Material supplied:
• • • • •

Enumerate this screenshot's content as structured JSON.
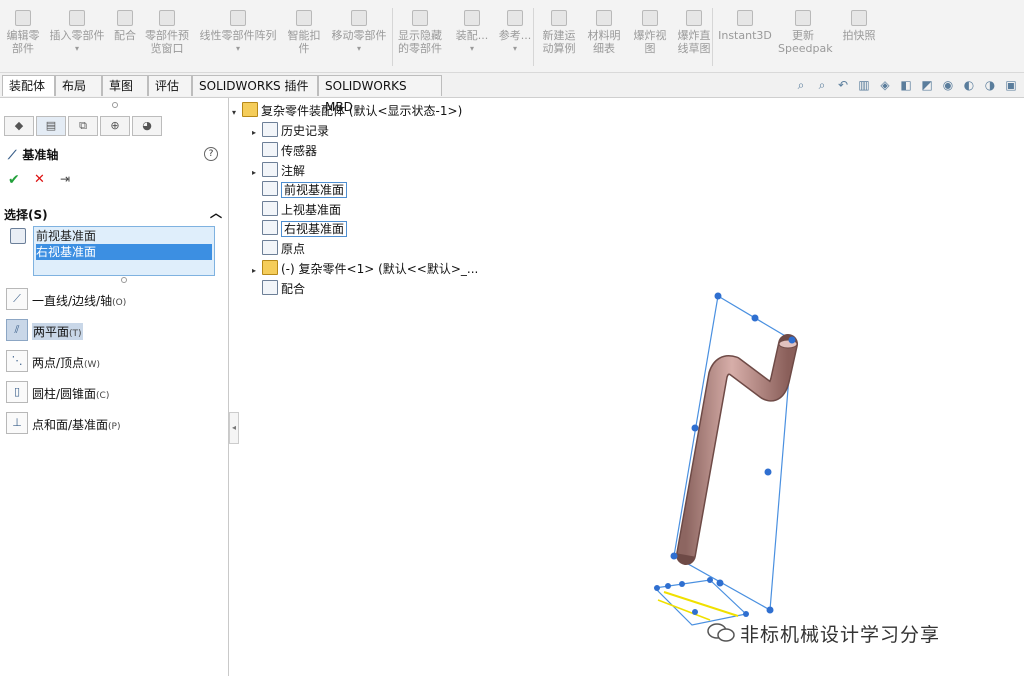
{
  "ribbon": [
    {
      "label": "编辑零\n部件"
    },
    {
      "label": "插入零部件",
      "arrow": true
    },
    {
      "label": "配合"
    },
    {
      "label": "零部件预\n览窗口"
    },
    {
      "label": "线性零部件阵列",
      "arrow": true
    },
    {
      "label": "智能扣\n件"
    },
    {
      "label": "移动零部件",
      "arrow": true
    },
    {
      "label": "显示隐藏\n的零部件"
    },
    {
      "label": "装配...",
      "arrow": true
    },
    {
      "label": "参考...",
      "arrow": true
    },
    {
      "label": "新建运\n动算例"
    },
    {
      "label": "材料明\n细表"
    },
    {
      "label": "爆炸视\n图"
    },
    {
      "label": "爆炸直\n线草图"
    },
    {
      "label": "Instant3D"
    },
    {
      "label": "更新\nSpeedpak"
    },
    {
      "label": "拍快照"
    }
  ],
  "tabs": [
    "装配体",
    "布局",
    "草图",
    "评估",
    "SOLIDWORKS 插件",
    "SOLIDWORKS MBD"
  ],
  "panel": {
    "title": "基准轴",
    "help": "?",
    "ok": "✔",
    "cancel": "✕",
    "pin": "⇥",
    "section": "选择(S)",
    "selections": [
      "前视基准面",
      "右视基准面"
    ],
    "options": [
      {
        "label": "一直线/边线/轴",
        "key": "(O)"
      },
      {
        "label": "两平面",
        "key": "(T)",
        "selected": true
      },
      {
        "label": "两点/顶点",
        "key": "(W)"
      },
      {
        "label": "圆柱/圆锥面",
        "key": "(C)"
      },
      {
        "label": "点和面/基准面",
        "key": "(P)"
      }
    ]
  },
  "tree": [
    {
      "label": "复杂零件装配体 (默认<显示状态-1>)",
      "expanded": true
    },
    {
      "label": "历史记录",
      "twisty": true
    },
    {
      "label": "传感器"
    },
    {
      "label": "注解",
      "twisty": true
    },
    {
      "label": "前视基准面",
      "boxed": true
    },
    {
      "label": "上视基准面"
    },
    {
      "label": "右视基准面",
      "boxed": true
    },
    {
      "label": "原点"
    },
    {
      "label": "(-) 复杂零件<1> (默认<<默认>_...",
      "twisty": true
    },
    {
      "label": "配合"
    }
  ],
  "watermark": "非标机械设计学习分享",
  "colors": {
    "selection": "#3c8fe2",
    "part": "#b98a86",
    "plane": "#4a90e0",
    "highlight_line": "#f0e000"
  }
}
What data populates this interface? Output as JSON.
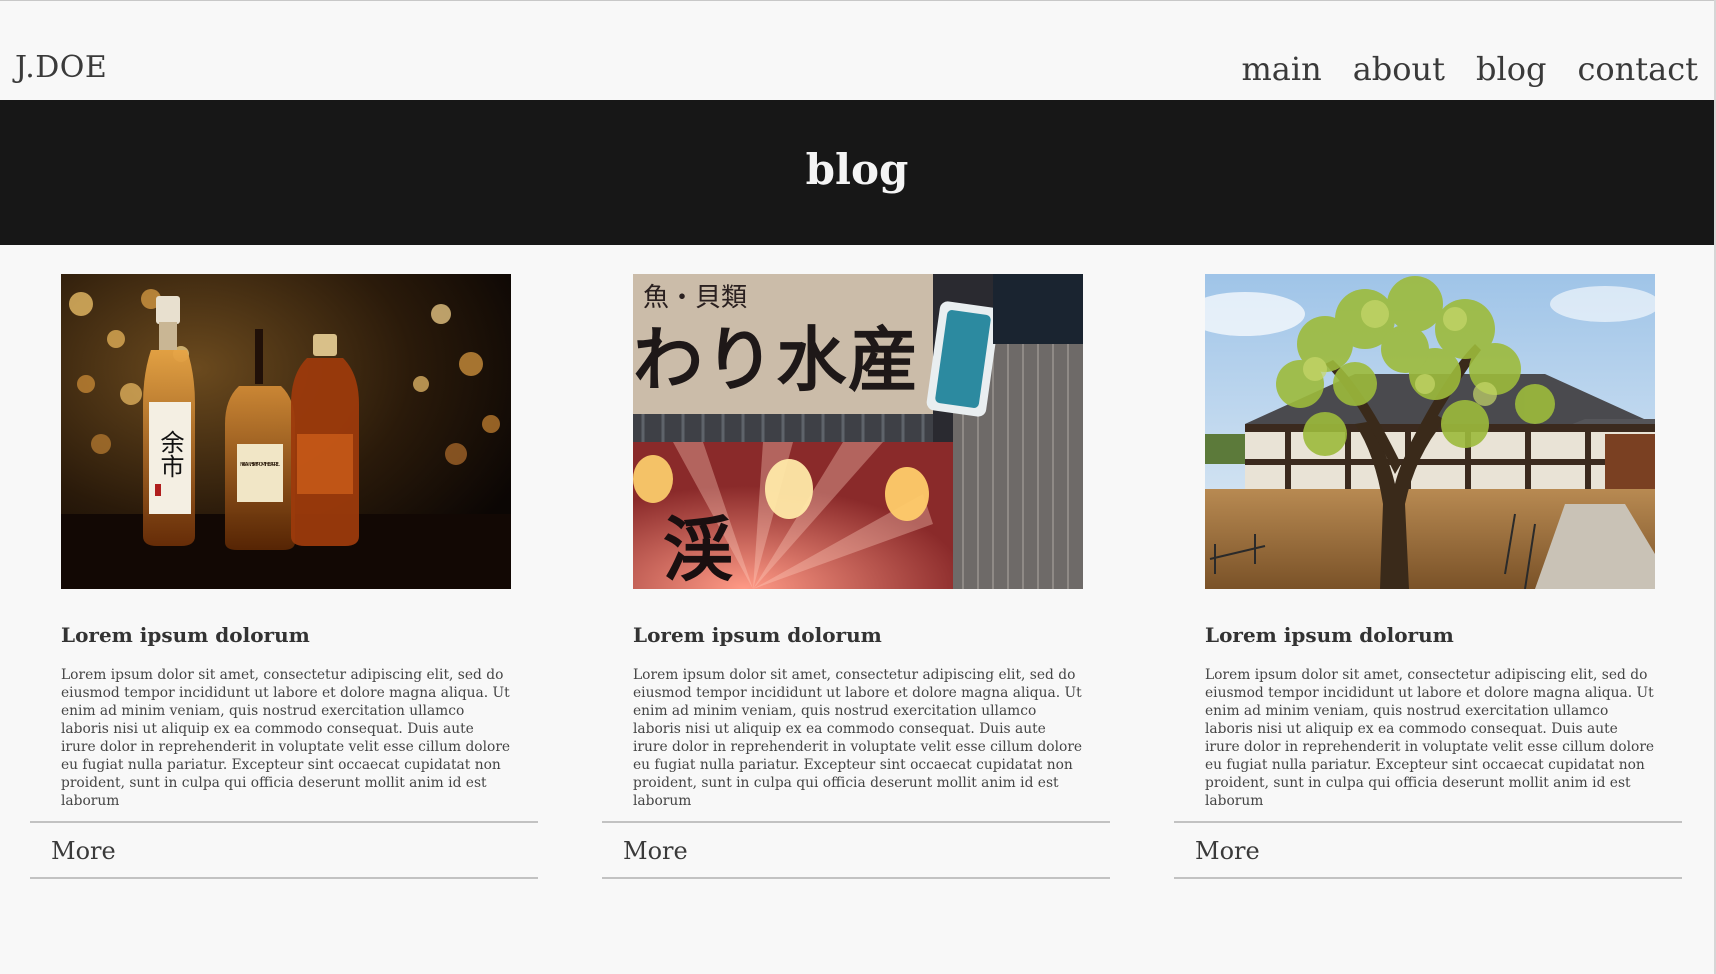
{
  "site": {
    "logo": "J.DOE"
  },
  "nav": {
    "items": [
      "main",
      "about",
      "blog",
      "contact"
    ]
  },
  "banner": {
    "title": "blog"
  },
  "posts": [
    {
      "title": "Lorem ipsum dolorum",
      "body": "Lorem ipsum dolor sit amet, consectetur adipiscing elit, sed do eiusmod tempor incididunt ut labore et dolore magna aliqua. Ut enim ad minim veniam, quis nostrud exercitation ullamco laboris nisi ut aliquip ex ea commodo consequat. Duis aute irure dolor in reprehenderit in voluptate velit esse cillum dolore eu fugiat nulla pariatur. Excepteur sint occaecat cupidatat non proident, sunt in culpa qui officia deserunt mollit anim id est laborum",
      "more_label": "More",
      "image": "whisky-bottles-photo",
      "image_text": [
        "余市",
        "NIKKA WHISKY FROM THE BARREL"
      ]
    },
    {
      "title": "Lorem ipsum dolorum",
      "body": "Lorem ipsum dolor sit amet, consectetur adipiscing elit, sed do eiusmod tempor incididunt ut labore et dolore magna aliqua. Ut enim ad minim veniam, quis nostrud exercitation ullamco laboris nisi ut aliquip ex ea commodo consequat. Duis aute irure dolor in reprehenderit in voluptate velit esse cillum dolore eu fugiat nulla pariatur. Excepteur sint occaecat cupidatat non proident, sunt in culpa qui officia deserunt mollit anim id est laborum",
      "more_label": "More",
      "image": "japanese-street-sign-photo",
      "image_text": [
        "魚・貝類",
        "わり水産",
        "渓"
      ]
    },
    {
      "title": "Lorem ipsum dolorum",
      "body": "Lorem ipsum dolor sit amet, consectetur adipiscing elit, sed do eiusmod tempor incididunt ut labore et dolore magna aliqua. Ut enim ad minim veniam, quis nostrud exercitation ullamco laboris nisi ut aliquip ex ea commodo consequat. Duis aute irure dolor in reprehenderit in voluptate velit esse cillum dolore eu fugiat nulla pariatur. Excepteur sint occaecat cupidatat non proident, sunt in culpa qui officia deserunt mollit anim id est laborum",
      "more_label": "More",
      "image": "temple-tree-photo"
    }
  ],
  "colors": {
    "background": "#f8f8f8",
    "banner": "#171717",
    "text": "#333333",
    "divider": "#c2c2c2"
  }
}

• • • • •

Look through the material above. Copy each line where the word "this" appears.

Written solution:
Enumerate this screenshot's content as structured JSON.
What data populates this interface? Output as JSON.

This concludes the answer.